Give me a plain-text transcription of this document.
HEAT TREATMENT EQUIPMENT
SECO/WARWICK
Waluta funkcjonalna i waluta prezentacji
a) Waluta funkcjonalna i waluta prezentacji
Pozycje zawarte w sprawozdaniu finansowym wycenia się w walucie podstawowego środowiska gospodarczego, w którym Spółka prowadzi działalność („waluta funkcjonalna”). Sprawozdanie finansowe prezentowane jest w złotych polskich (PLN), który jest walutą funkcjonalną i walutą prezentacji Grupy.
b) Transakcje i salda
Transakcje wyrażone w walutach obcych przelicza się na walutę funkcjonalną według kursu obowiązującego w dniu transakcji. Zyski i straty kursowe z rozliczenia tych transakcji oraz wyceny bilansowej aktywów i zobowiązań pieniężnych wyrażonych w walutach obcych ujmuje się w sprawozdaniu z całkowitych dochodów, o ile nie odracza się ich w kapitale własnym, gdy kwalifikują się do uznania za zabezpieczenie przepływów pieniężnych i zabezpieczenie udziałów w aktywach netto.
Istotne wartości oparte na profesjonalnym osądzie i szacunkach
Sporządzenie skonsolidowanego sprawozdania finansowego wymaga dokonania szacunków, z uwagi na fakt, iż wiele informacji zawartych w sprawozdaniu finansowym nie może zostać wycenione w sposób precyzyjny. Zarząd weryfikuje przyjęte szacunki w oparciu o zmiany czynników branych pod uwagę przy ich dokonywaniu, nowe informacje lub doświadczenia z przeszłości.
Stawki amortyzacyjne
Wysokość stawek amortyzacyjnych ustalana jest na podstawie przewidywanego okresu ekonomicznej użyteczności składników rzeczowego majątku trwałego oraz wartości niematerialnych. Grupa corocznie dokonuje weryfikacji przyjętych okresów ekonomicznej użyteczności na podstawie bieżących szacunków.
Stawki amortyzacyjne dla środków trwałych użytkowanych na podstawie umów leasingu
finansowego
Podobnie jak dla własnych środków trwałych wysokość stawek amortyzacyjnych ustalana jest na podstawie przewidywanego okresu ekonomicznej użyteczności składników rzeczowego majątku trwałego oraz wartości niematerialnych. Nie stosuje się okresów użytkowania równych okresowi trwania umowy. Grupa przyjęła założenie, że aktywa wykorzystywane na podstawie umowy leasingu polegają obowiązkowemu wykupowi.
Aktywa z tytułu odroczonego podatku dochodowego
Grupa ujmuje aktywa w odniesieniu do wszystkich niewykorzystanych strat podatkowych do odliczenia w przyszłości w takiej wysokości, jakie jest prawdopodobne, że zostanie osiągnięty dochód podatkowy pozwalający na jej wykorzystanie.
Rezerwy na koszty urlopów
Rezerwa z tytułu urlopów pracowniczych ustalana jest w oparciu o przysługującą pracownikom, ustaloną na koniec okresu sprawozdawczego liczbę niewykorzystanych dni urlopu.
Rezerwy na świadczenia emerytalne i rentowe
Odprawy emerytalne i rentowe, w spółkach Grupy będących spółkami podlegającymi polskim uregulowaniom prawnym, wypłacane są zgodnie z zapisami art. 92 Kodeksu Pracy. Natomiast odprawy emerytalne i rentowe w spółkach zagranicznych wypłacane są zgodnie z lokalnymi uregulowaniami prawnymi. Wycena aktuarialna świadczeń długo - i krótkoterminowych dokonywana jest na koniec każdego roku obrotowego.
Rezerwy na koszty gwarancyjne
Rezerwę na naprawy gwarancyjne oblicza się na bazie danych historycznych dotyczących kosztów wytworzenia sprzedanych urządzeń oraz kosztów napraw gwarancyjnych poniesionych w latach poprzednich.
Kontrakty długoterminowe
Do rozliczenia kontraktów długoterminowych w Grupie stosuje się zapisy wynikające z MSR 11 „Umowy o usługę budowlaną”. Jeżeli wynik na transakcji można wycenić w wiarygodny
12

WRITTEN TASK> Take the entries above and transcribe them in full.

FINISHED TASK>
Give me a plain-text transcription of this document.
HEAT TREATMENT EQUIPMENT
SECO/WARWICK
Waluta funkcjonalna i waluta prezentacji
a) Waluta funkcjonalna i waluta prezentacji
Pozycje zawarte w sprawozdaniu finansowym wycenia się w walucie podstawowego środowiska gospodarczego, w którym Spółka prowadzi działalność („waluta funkcjonalna”). Sprawozdanie finansowe prezentowane jest w złotych polskich (PLN), który jest walutą funkcjonalną i walutą prezentacji Grupy.
b) Transakcje i salda
Transakcje wyrażone w walutach obcych przelicza się na walutę funkcjonalną według kursu obowiązującego w dniu transakcji. Zyski i straty kursowe z rozliczenia tych transakcji oraz wyceny bilansowej aktywów i zobowiązań pieniężnych wyrażonych w walutach obcych ujmuje się w sprawozdaniu z całkowitych dochodów, o ile nie odracza się ich w kapitale własnym, gdy kwalifikują się do uznania za zabezpieczenie przepływów pieniężnych i zabezpieczenie udziałów w aktywach netto.
Istotne wartości oparte na profesjonalnym osądzie i szacunkach
Sporządzenie skonsolidowanego sprawozdania finansowego wymaga dokonania szacunków, z uwagi na fakt, iż wiele informacji zawartych w sprawozdaniu finansowym nie może zostać wycenione w sposób precyzyjny. Zarząd weryfikuje przyjęte szacunki w oparciu o zmiany czynników branych pod uwagę przy ich dokonywaniu, nowe informacje lub doświadczenia z przeszłości.
Stawki amortyzacyjne
Wysokość stawek amortyzacyjnych ustalana jest na podstawie przewidywanego okresu ekonomicznej użyteczności składników rzeczowego majątku trwałego oraz wartości niematerialnych. Grupa corocznie dokonuje weryfikacji przyjętych okresów ekonomicznej użyteczności na podstawie bieżących szacunków.
Stawki amortyzacyjne dla środków trwałych użytkowanych na podstawie umów leasingu
finansowego
Podobnie jak dla własnych środków trwałych wysokość stawek amortyzacyjnych ustalana jest na podstawie przewidywanego okresu ekonomicznej użyteczności składników rzeczowego majątku trwałego oraz wartości niematerialnych. Nie stosuje się okresów użytkowania równych okresowi trwania umowy. Grupa przyjęła założenie, że aktywa wykorzystywane na podstawie umowy leasingu polegają obowiązkowemu wykupowi.
Aktywa z tytułu odroczonego podatku dochodowego
Grupa ujmuje aktywa w odniesieniu do wszystkich niewykorzystanych strat podatkowych do odliczenia w przyszłości w takiej wysokości, jakie jest prawdopodobne, że zostanie osiągnięty dochód podatkowy pozwalający na jej wykorzystanie.
Rezerwy na koszty urlopów
Rezerwa z tytułu urlopów pracowniczych ustalana jest w oparciu o przysługującą pracownikom, ustaloną na koniec okresu sprawozdawczego liczbę niewykorzystanych dni urlopu.
Rezerwy na świadczenia emerytalne i rentowe
Odprawy emerytalne i rentowe, w spółkach Grupy będących spółkami podlegającymi polskim uregulowaniom prawnym, wypłacane są zgodnie z zapisami art. 92 Kodeksu Pracy. Natomiast odprawy emerytalne i rentowe w spółkach zagranicznych wypłacane są zgodnie z lokalnymi uregulowaniami prawnymi. Wycena aktuarialna świadczeń długo - i krótkoterminowych dokonywana jest na koniec każdego roku obrotowego.
Rezerwy na koszty gwarancyjne
Rezerwę na naprawy gwarancyjne oblicza się na bazie danych historycznych dotyczących kosztów wytworzenia sprzedanych urządzeń oraz kosztów napraw gwarancyjnych poniesionych w latach poprzednich.
Kontrakty długoterminowe
Do rozliczenia kontraktów długoterminowych w Grupie stosuje się zapisy wynikające z MSR 11 „Umowy o usługę budowlaną”. Jeżeli wynik na transakcji można wycenić w wiarygodny
12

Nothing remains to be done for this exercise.